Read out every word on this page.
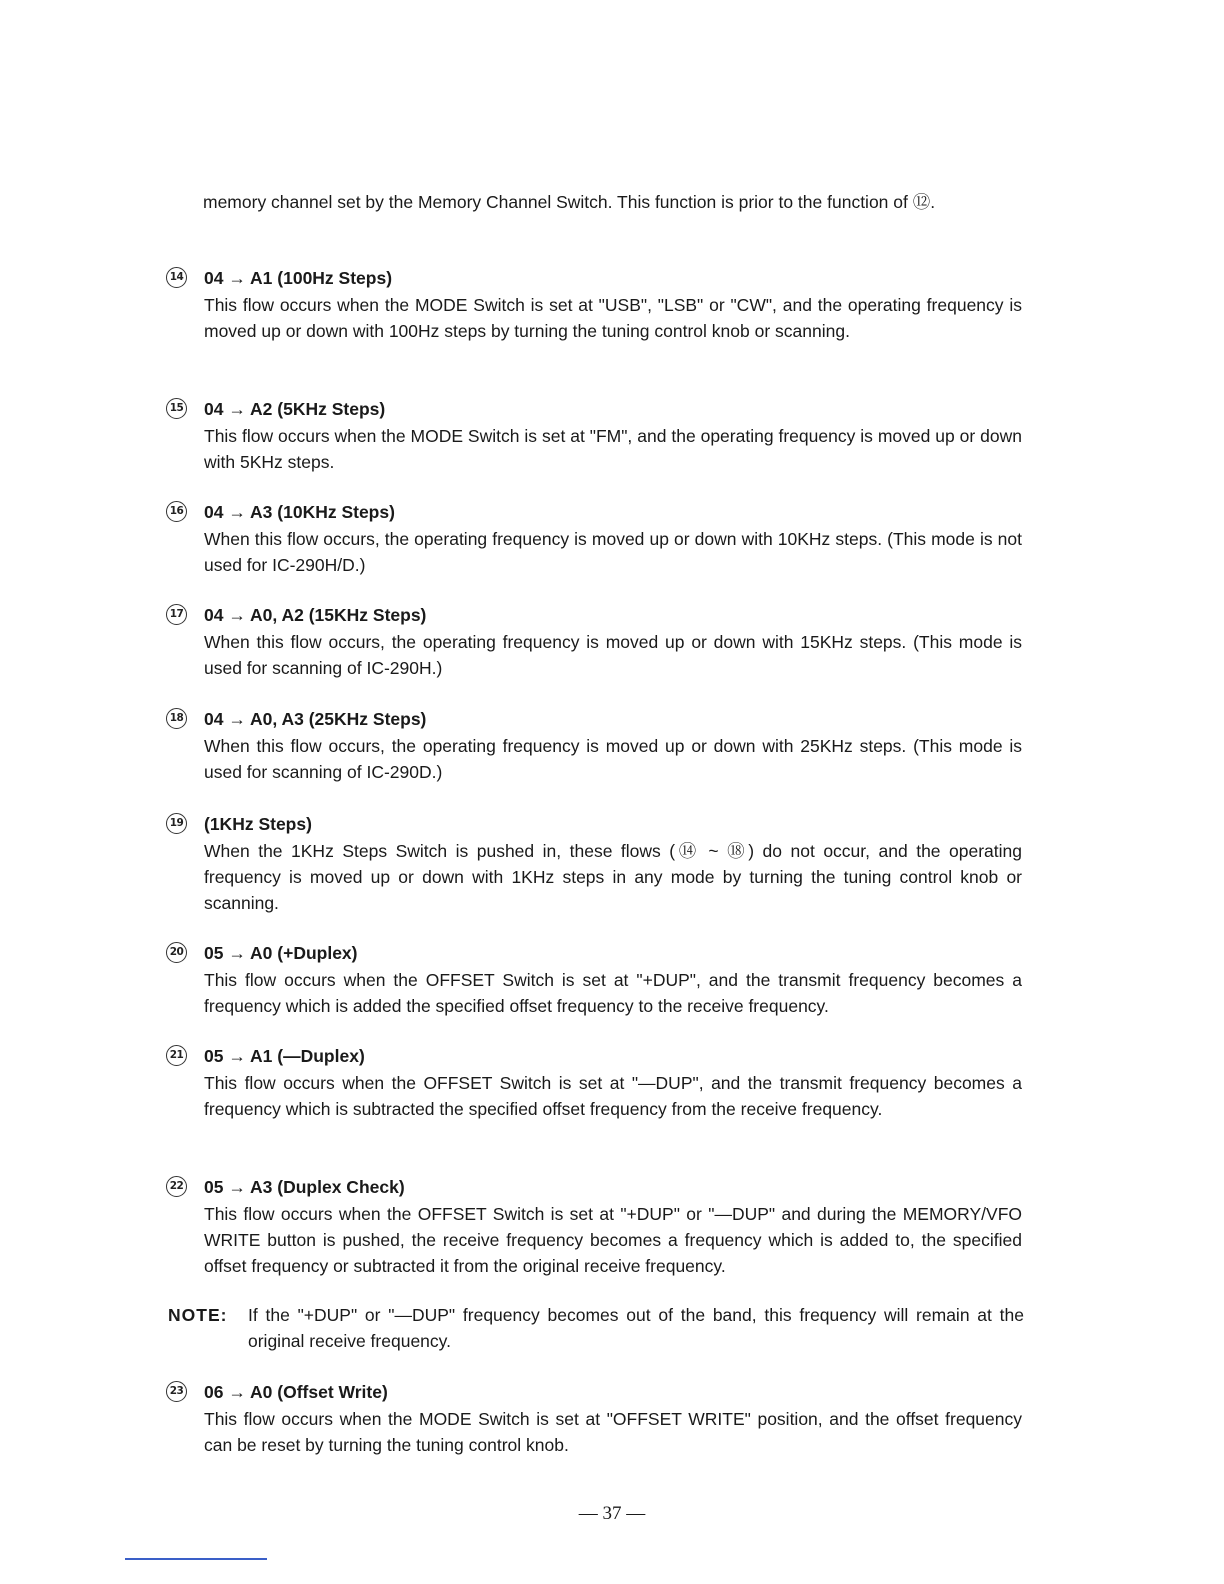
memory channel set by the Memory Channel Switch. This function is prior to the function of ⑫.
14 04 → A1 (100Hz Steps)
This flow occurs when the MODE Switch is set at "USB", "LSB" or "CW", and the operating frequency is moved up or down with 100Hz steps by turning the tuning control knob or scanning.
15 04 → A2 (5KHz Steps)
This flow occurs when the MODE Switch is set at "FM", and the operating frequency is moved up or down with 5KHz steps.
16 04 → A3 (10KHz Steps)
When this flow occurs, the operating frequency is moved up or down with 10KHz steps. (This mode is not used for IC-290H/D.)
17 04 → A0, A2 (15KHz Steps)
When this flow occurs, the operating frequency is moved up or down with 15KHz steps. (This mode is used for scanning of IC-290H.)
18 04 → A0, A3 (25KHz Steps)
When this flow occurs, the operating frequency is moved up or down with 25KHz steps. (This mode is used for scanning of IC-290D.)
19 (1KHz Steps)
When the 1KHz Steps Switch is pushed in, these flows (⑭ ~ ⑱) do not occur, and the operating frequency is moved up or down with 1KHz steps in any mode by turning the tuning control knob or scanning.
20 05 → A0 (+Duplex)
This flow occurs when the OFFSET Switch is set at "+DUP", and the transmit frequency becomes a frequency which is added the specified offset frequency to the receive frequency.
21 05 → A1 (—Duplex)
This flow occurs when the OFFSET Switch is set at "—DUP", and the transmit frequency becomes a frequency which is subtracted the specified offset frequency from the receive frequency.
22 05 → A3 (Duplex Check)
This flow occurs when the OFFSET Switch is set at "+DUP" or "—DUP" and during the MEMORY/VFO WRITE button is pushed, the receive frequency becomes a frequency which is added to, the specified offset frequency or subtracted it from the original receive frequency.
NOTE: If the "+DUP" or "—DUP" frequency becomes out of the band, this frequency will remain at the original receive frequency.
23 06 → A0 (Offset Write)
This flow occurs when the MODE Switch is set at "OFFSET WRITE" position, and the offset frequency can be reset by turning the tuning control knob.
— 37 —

_____

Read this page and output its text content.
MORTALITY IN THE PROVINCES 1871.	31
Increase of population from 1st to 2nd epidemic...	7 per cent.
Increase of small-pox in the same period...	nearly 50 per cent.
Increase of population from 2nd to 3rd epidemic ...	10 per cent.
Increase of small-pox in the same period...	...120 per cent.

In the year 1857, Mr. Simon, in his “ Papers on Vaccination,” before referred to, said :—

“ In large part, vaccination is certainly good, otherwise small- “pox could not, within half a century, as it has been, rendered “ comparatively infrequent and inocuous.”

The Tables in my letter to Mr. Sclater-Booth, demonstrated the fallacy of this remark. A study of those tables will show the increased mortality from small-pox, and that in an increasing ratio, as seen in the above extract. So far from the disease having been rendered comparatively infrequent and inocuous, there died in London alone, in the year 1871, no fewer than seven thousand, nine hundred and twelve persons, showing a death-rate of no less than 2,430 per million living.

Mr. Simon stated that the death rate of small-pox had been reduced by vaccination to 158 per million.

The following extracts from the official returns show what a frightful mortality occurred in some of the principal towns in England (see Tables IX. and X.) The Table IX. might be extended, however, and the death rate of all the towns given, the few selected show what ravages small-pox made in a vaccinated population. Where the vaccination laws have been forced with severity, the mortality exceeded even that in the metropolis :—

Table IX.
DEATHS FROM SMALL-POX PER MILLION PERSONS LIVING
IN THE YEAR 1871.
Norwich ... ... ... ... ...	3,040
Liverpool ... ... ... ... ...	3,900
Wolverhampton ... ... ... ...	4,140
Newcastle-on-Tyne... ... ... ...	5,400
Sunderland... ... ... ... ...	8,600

_____

§ Exercise directions: Filter out every line that lacks the word "added", and copy the rest.

§ Final answer:
This flow occurs when the OFFSET Switch is set at "+DUP", and the transmit frequency becomes a frequency which is added the specified offset frequency to the receive frequency.
This flow occurs when the OFFSET Switch is set at "+DUP" or "—DUP" and during the MEMORY/VFO WRITE button is pushed, the receive frequency becomes a frequency which is added to, the specified offset frequency or subtracted it from the original receive frequency.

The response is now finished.